> _Task details_
Rewrite the items from the first line through the line containing "bold-text: magia <box>678 880 737 905</box>" as a JSON list of strings, one string per line, with blank lines left out.

> _Supplied records_
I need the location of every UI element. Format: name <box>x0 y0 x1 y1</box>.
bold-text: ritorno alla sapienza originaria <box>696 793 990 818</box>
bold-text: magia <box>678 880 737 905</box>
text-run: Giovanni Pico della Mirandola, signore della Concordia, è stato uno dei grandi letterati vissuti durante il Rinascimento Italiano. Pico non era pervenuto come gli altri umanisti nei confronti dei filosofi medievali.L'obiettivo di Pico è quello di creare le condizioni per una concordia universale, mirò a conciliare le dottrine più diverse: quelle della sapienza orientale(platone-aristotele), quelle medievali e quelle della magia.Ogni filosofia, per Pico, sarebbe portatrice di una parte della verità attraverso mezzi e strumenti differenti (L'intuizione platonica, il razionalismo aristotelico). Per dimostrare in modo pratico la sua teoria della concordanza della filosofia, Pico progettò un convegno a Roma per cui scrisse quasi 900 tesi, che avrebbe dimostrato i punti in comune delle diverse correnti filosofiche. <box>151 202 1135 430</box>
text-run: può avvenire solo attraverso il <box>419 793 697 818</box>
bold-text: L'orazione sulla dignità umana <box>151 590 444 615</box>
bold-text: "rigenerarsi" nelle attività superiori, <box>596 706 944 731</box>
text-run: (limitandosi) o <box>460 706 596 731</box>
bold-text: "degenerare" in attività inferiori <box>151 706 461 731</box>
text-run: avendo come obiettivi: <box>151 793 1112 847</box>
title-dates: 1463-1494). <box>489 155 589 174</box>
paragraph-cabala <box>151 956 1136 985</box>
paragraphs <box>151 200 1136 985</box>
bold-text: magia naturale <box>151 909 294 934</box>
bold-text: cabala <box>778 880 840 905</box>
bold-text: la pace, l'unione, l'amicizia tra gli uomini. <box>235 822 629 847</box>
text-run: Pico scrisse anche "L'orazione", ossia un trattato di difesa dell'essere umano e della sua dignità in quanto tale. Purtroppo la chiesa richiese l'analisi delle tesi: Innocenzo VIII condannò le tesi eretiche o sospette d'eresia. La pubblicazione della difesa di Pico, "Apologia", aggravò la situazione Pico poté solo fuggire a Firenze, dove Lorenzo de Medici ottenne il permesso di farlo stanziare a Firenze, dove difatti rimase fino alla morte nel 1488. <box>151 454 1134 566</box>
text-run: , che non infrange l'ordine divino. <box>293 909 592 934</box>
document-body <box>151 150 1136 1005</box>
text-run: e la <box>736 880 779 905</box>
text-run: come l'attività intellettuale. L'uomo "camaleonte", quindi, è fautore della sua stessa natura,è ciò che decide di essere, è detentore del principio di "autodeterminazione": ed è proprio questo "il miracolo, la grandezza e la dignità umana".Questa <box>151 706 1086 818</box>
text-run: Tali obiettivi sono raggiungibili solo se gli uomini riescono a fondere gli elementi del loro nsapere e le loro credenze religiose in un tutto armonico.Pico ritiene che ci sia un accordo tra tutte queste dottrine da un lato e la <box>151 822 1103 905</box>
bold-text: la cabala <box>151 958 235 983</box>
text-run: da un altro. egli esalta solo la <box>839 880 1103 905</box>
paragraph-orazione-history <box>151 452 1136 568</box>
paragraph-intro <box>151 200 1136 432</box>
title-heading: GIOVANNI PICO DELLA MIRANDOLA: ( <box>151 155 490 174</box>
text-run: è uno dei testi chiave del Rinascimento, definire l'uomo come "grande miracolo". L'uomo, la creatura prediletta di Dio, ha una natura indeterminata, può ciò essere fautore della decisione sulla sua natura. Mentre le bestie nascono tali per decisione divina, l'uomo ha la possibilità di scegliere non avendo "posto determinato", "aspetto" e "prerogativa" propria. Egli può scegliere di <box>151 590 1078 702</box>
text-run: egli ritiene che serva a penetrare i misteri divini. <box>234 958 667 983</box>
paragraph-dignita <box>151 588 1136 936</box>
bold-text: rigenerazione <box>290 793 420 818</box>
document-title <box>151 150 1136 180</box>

> _The result_
[
  "I need the location of every UI element. Format: name <box>x0 y0 x1 y1</box>.",
  "bold-text: ritorno alla sapienza originaria <box>696 793 990 818</box>",
  "bold-text: magia <box>678 880 737 905</box>"
]